##### СТАТЬЯ #####

В отличие от "новаторств эволюции" сукцессии повторяют уже пройденные пути, и если после зарастания болота формируется лес, то такой лес уже где-то поблизости существует, как существуют сообщества скал или тополевые леса, развившиеся на новых отложениях песка вдоль русла.

Интерес к сукцессиям в период становления органимистской парадигмы был очень велик, и наиболее полно выразил организмистские представления о сукцессии выдающийся американский ученый Ф. Клементс. То, что среди трех фотографий фитоценологов в последнем издании книги Т. А. Работнова ("Фитоценология") помещен портрет Ф. Клементса (вместе с ним помещены портреты Ж. Браун-Бланке и В. Н. Сукачева), не случайно и вполне заслуженно, так как без поиска "философского камня" не возникли бы современные представления о природе сукцессий.

##### ФРАГМЕНТ ДАННЫХ #####

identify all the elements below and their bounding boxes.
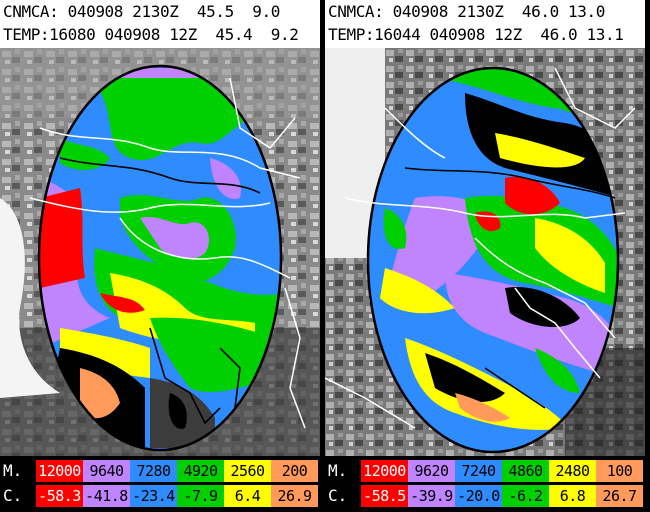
right-m-cell-5: 100 <box>596 460 643 482</box>
left-satellite-image <box>0 48 320 456</box>
left-header-line1: CNMCA: 040908 2130Z 45.5 9.0 <box>3 2 280 21</box>
left-m-cell-3: 4920 <box>177 460 224 482</box>
left-header-line2: TEMP:16080 040908 12Z 45.4 9.2 <box>3 25 299 44</box>
right-c-cell-1: -39.9 <box>408 485 455 507</box>
panel-divider <box>320 0 325 512</box>
right-c-cell-0: -58.5 <box>361 485 408 507</box>
right-m-cell-4: 2480 <box>549 460 596 482</box>
left-c-cell-4: 6.4 <box>224 485 271 507</box>
left-m-cell-1: 9640 <box>83 460 130 482</box>
left-m-cell-0: 12000 <box>36 460 83 482</box>
right-panel: CNMCA: 040908 2130Z 46.0 13.0 TEMP:16044… <box>325 0 645 512</box>
left-c-cell-3: -7.9 <box>177 485 224 507</box>
left-c-cell-0: -58.3 <box>36 485 83 507</box>
right-satellite-image <box>325 48 645 456</box>
right-header-line1: CNMCA: 040908 2130Z 46.0 13.0 <box>328 2 605 21</box>
right-c-cell-3: -6.2 <box>502 485 549 507</box>
right-header-line2: TEMP:16044 040908 12Z 46.0 13.1 <box>328 25 624 44</box>
right-m-cell-1: 9620 <box>408 460 455 482</box>
right-legend-m-row: M. 12000 9620 7240 4860 2480 100 <box>325 459 645 483</box>
left-panel: CNMCA: 040908 2130Z 45.5 9.0 TEMP:16080 … <box>0 0 320 512</box>
right-c-cell-4: 6.8 <box>549 485 596 507</box>
right-m-cell-3: 4860 <box>502 460 549 482</box>
left-c-label: C. <box>3 486 23 505</box>
left-c-cell-5: 26.9 <box>271 485 318 507</box>
left-legend-m-row: M. 12000 9640 7280 4920 2560 200 <box>0 459 320 483</box>
left-c-cell-1: -41.8 <box>83 485 130 507</box>
right-c-cell-2: -20.0 <box>455 485 502 507</box>
left-c-cell-2: -23.4 <box>130 485 177 507</box>
right-m-cell-0: 12000 <box>361 460 408 482</box>
left-m-cell-2: 7280 <box>130 460 177 482</box>
right-c-cell-5: 26.7 <box>596 485 643 507</box>
right-m-label: M. <box>328 461 348 480</box>
right-legend-c-row: C. -58.5 -39.9 -20.0 -6.2 6.8 26.7 <box>325 484 645 508</box>
left-m-cell-5: 200 <box>271 460 318 482</box>
right-c-label: C. <box>328 486 348 505</box>
right-legend: M. 12000 9620 7240 4860 2480 100 C. -58.… <box>325 456 645 512</box>
left-header: CNMCA: 040908 2130Z 45.5 9.0 TEMP:16080 … <box>0 0 320 48</box>
right-header: CNMCA: 040908 2130Z 46.0 13.0 TEMP:16044… <box>325 0 645 48</box>
left-m-cell-4: 2560 <box>224 460 271 482</box>
right-m-cell-2: 7240 <box>455 460 502 482</box>
left-m-label: M. <box>3 461 23 480</box>
left-legend: M. 12000 9640 7280 4920 2560 200 C. -58.… <box>0 456 320 512</box>
left-legend-c-row: C. -58.3 -41.8 -23.4 -7.9 6.4 26.9 <box>0 484 320 508</box>
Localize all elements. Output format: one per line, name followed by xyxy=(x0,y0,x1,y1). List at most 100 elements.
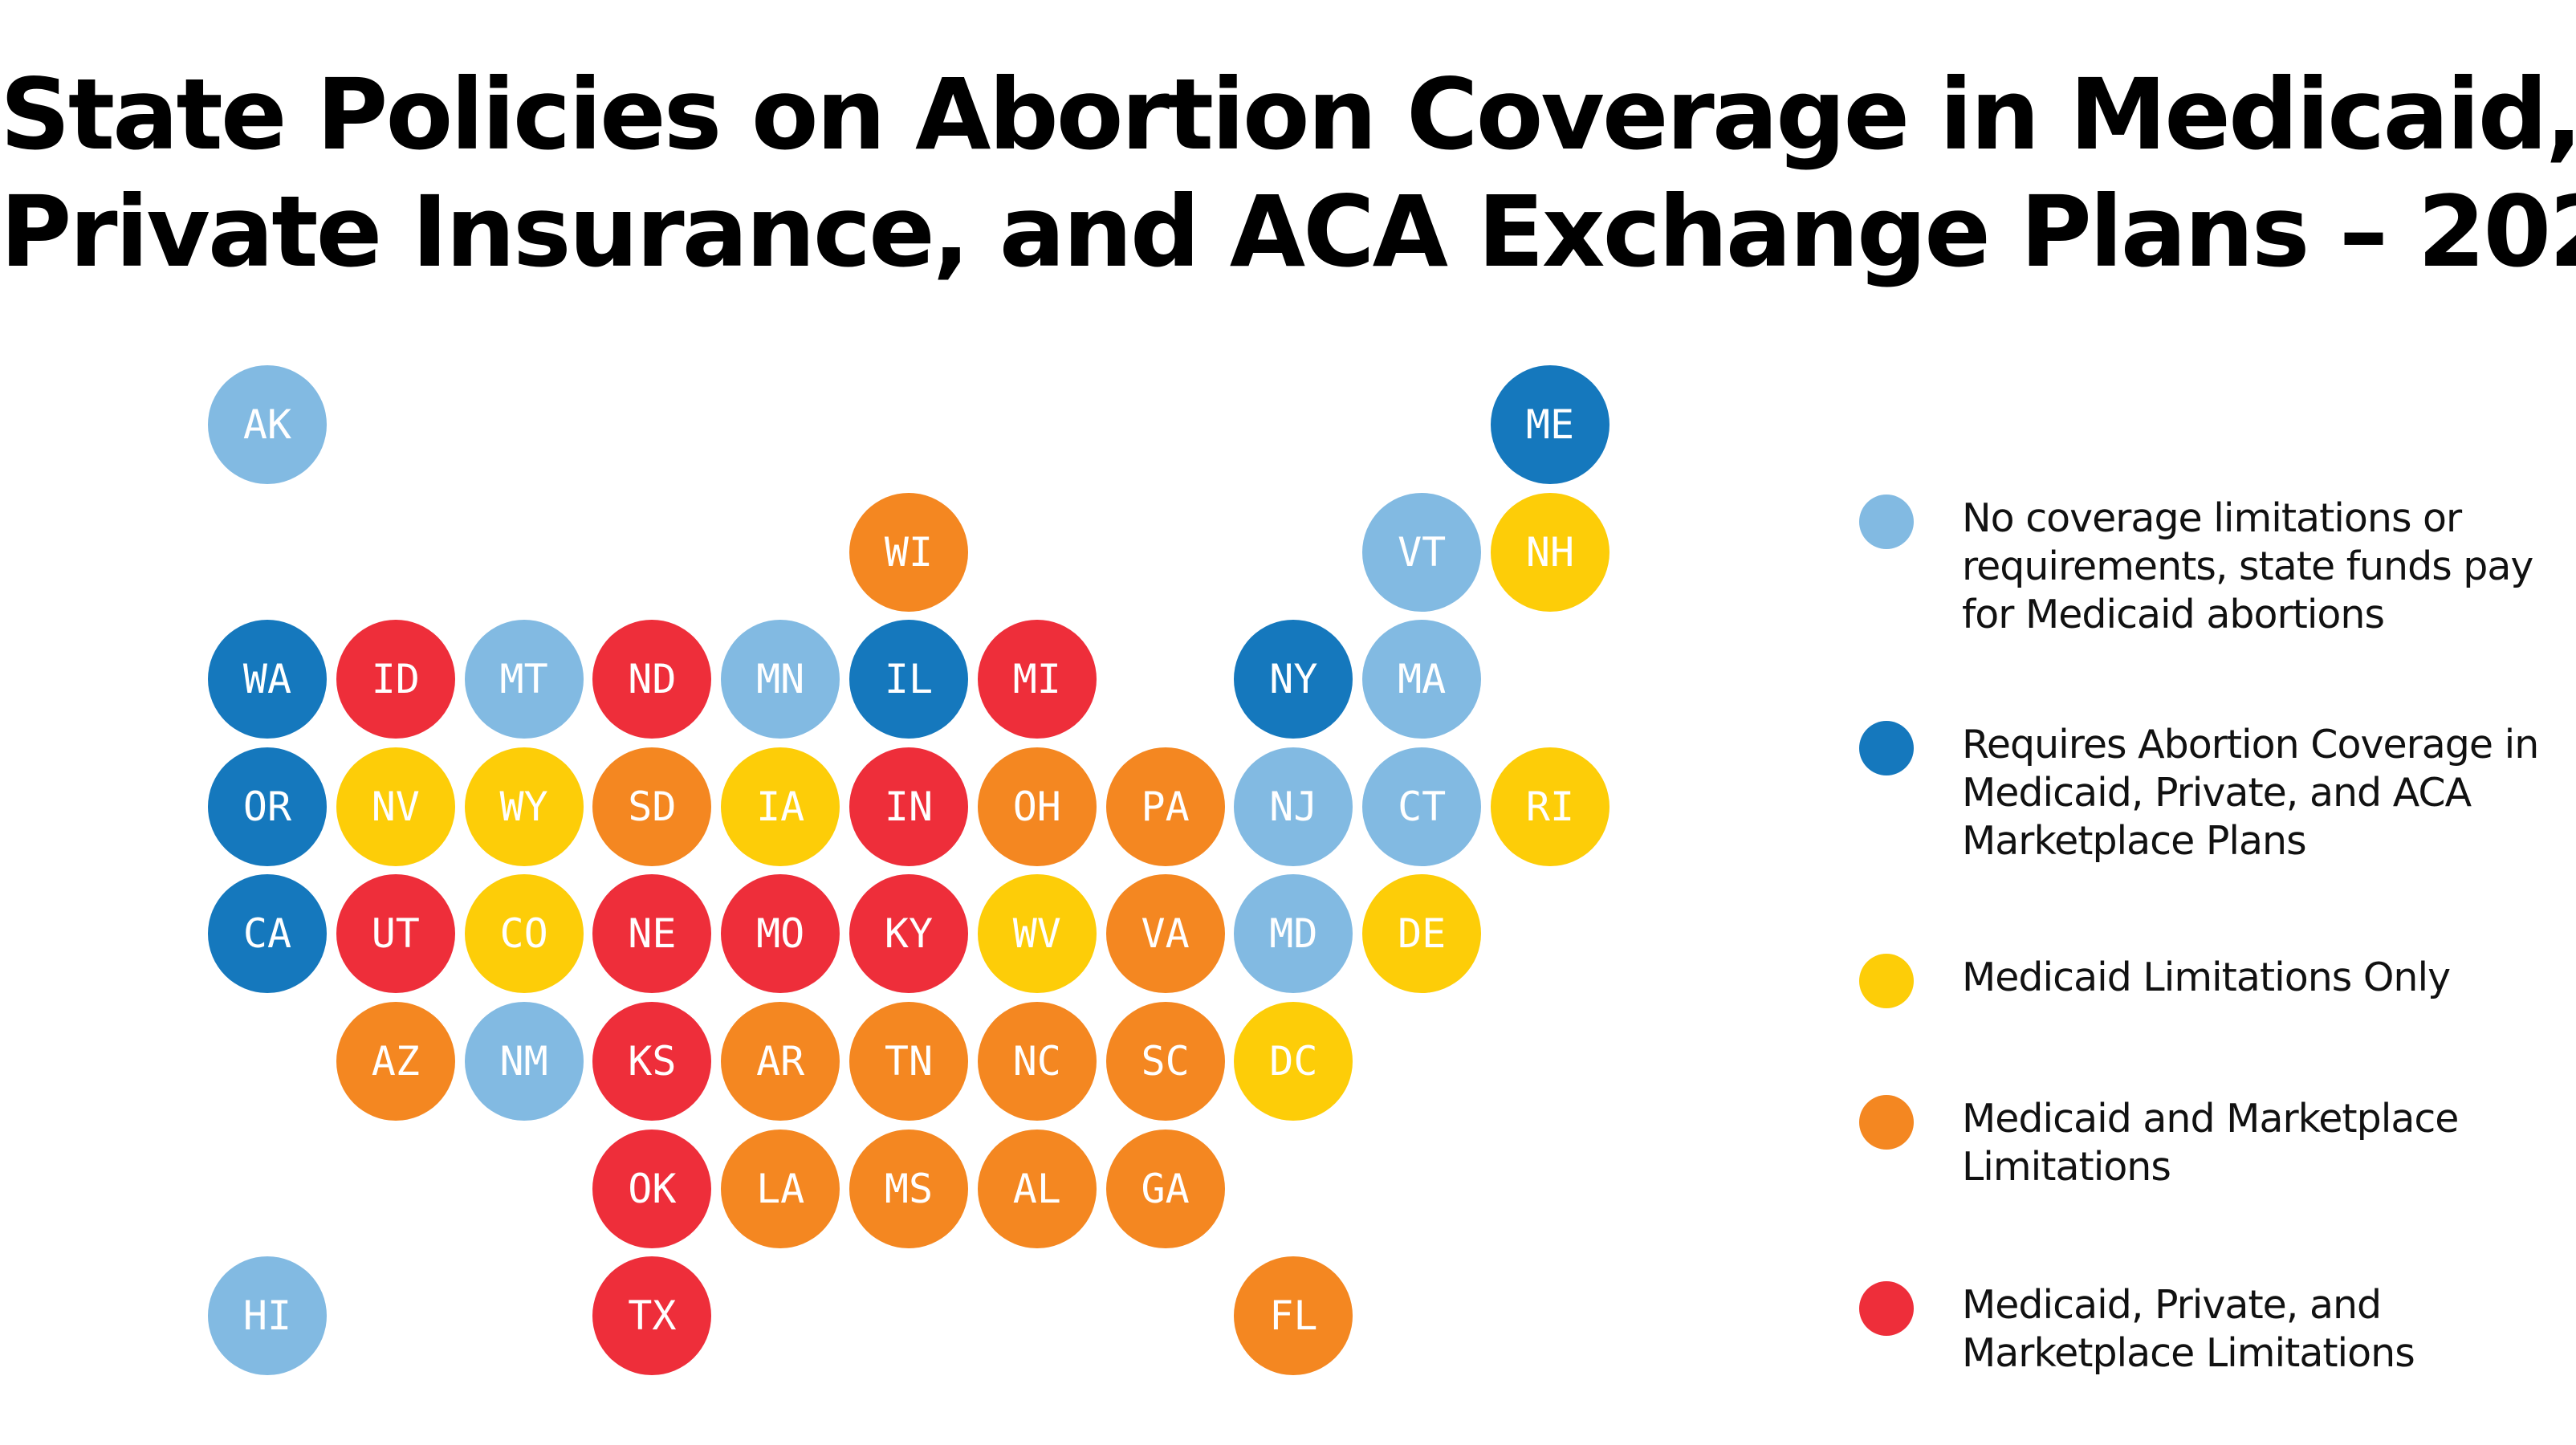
state-tile-ms: MS xyxy=(849,1129,968,1248)
state-tile-tx: TX xyxy=(592,1256,712,1376)
legend-item-medicaid: Medicaid Limitations Only xyxy=(1859,954,2572,1008)
state-tile-vt: VT xyxy=(1362,492,1482,612)
state-tile-id: ID xyxy=(336,620,455,739)
state-tile-az: AZ xyxy=(336,1002,455,1121)
state-tile-nv: NV xyxy=(336,747,455,866)
state-code: NY xyxy=(1269,656,1318,703)
state-code: AK xyxy=(242,401,292,448)
state-tile-co: CO xyxy=(464,874,584,994)
state-code: ND xyxy=(628,656,677,703)
state-tile-ct: CT xyxy=(1362,747,1482,866)
state-code: SD xyxy=(628,783,677,830)
state-tile-ca: CA xyxy=(208,874,327,994)
legend-label: No coverage limitations or requirements,… xyxy=(1962,495,2533,637)
state-tile-mo: MO xyxy=(721,874,840,994)
state-code: NM xyxy=(499,1038,548,1085)
page-title: State Policies on Abortion Coverage in M… xyxy=(0,56,2576,291)
state-code: HI xyxy=(242,1292,292,1340)
state-tile-nd: ND xyxy=(592,620,712,739)
state-tile-al: AL xyxy=(977,1129,1097,1248)
state-code: WV xyxy=(1012,910,1061,958)
state-code: TX xyxy=(628,1292,677,1340)
state-code: PA xyxy=(1141,783,1190,830)
state-code: MT xyxy=(499,656,548,703)
state-tile-nc: NC xyxy=(977,1002,1097,1121)
state-tile-mi: MI xyxy=(977,620,1097,739)
state-tile-or: OR xyxy=(208,747,327,866)
legend-swatch-icon xyxy=(1859,954,1914,1008)
state-code: UT xyxy=(371,910,420,958)
state-tile-il: IL xyxy=(849,620,968,739)
legend-swatch-icon xyxy=(1859,495,1914,549)
legend-item-all: Medicaid, Private, and Marketplace Limit… xyxy=(1859,1281,2572,1378)
state-code: KY xyxy=(884,910,934,958)
state-tile-in: IN xyxy=(849,747,968,866)
title-line-1: State Policies on Abortion Coverage in M… xyxy=(0,58,2576,172)
state-code: NH xyxy=(1525,528,1575,576)
state-tile-pa: PA xyxy=(1105,747,1225,866)
state-code: VT xyxy=(1398,528,1447,576)
state-code: MD xyxy=(1269,910,1318,958)
state-code: OR xyxy=(242,783,292,830)
state-code: IL xyxy=(884,656,934,703)
state-tile-sd: SD xyxy=(592,747,712,866)
state-code: NC xyxy=(1012,1038,1061,1085)
state-code: GA xyxy=(1141,1165,1190,1212)
state-code: ME xyxy=(1525,401,1575,448)
state-tile-ga: GA xyxy=(1105,1129,1225,1248)
state-code: SC xyxy=(1141,1038,1190,1085)
state-code: IA xyxy=(756,783,805,830)
state-tile-fl: FL xyxy=(1234,1256,1353,1376)
state-code: OH xyxy=(1012,783,1061,830)
legend-item-medicaid-marketplace: Medicaid and Marketplace Limitations xyxy=(1859,1095,2572,1191)
state-code: WY xyxy=(499,783,548,830)
state-tile-la: LA xyxy=(721,1129,840,1248)
state-tile-md: MD xyxy=(1234,874,1353,994)
state-tile-dc: DC xyxy=(1234,1002,1353,1121)
state-tile-ne: NE xyxy=(592,874,712,994)
state-tile-ma: MA xyxy=(1362,620,1482,739)
state-tile-nh: NH xyxy=(1491,492,1609,612)
state-code: VA xyxy=(1141,910,1190,958)
state-tile-wv: WV xyxy=(977,874,1097,994)
state-tile-de: DE xyxy=(1362,874,1482,994)
legend-label: Medicaid, Private, and Marketplace Limit… xyxy=(1962,1282,2415,1376)
legend-label: Medicaid and Marketplace Limitations xyxy=(1962,1096,2459,1190)
state-tile-sc: SC xyxy=(1105,1002,1225,1121)
state-code: MS xyxy=(884,1165,934,1212)
state-tile-wi: WI xyxy=(849,492,968,612)
state-code: NJ xyxy=(1269,783,1318,830)
state-tile-ut: UT xyxy=(336,874,455,994)
state-tile-wy: WY xyxy=(464,747,584,866)
state-code: WA xyxy=(242,656,292,703)
legend-item-none: No coverage limitations or requirements,… xyxy=(1859,495,2572,639)
title-line-2: Private Insurance, and ACA Exchange Plan… xyxy=(0,175,2576,289)
state-code: FL xyxy=(1269,1292,1318,1340)
state-code: RI xyxy=(1525,783,1575,830)
legend-item-requires: Requires Abortion Coverage in Medicaid, … xyxy=(1859,721,2572,865)
state-code: DC xyxy=(1269,1038,1318,1085)
legend-swatch-icon xyxy=(1859,1281,1914,1336)
state-tile-mt: MT xyxy=(464,620,584,739)
state-tile-oh: OH xyxy=(977,747,1097,866)
state-code: KS xyxy=(628,1038,677,1085)
state-code: MN xyxy=(756,656,805,703)
state-tile-me: ME xyxy=(1491,365,1609,484)
state-code: AL xyxy=(1012,1165,1061,1212)
state-tile-wa: WA xyxy=(208,620,327,739)
state-tile-tn: TN xyxy=(849,1002,968,1121)
state-code: NE xyxy=(628,910,677,958)
state-code: LA xyxy=(756,1165,805,1212)
state-tile-ky: KY xyxy=(849,874,968,994)
state-tile-ak: AK xyxy=(208,365,327,484)
state-code: CO xyxy=(499,910,548,958)
state-code: NV xyxy=(371,783,420,830)
state-tile-ny: NY xyxy=(1234,620,1353,739)
state-code: MA xyxy=(1398,656,1447,703)
state-tile-mn: MN xyxy=(721,620,840,739)
state-tile-ok: OK xyxy=(592,1129,712,1248)
state-tile-va: VA xyxy=(1105,874,1225,994)
state-code: MO xyxy=(756,910,805,958)
state-code: OK xyxy=(628,1165,677,1212)
state-code: TN xyxy=(884,1038,934,1085)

#####

ЗАДАНИЯ:
1) Ответьте по статье о сукцессиях, пометив ответы так же:
(a) Что, согласно примеру в статье, может сформироваться после зарастания болота?
(b) Кто наиболее полно выразил организмистские представления о сукцессии?
(c) Чьи портреты помещены вместе с портретом Ф. Клементса в последнем издании книги Т. А. Работнова «Фитоценология»?
2) Изложите статью о сукцессиях в двух предложениях.

ОТВЕТЫ ПО ПОРЯДКУ:
1)
(a) Лес.
(b) Американский ученый Ф. Клементс.
(c) Портреты Ж. Браун-Бланке и В. Н. Сукачева.

2) В отличие от «новаторств эволюции» сукцессии повторяют уже пройденные пути: сообщество, которое формируется, например лес после зарастания болота, уже существует где-то поблизости. Организмистские представления о сукцессии наиболее полно выразил Ф. Клементс, и его портрет заслуженно помещен в книге Т. А. Работнова «Фитоценология», так как без его поисков не возникли бы современные представления о природе сукцессий.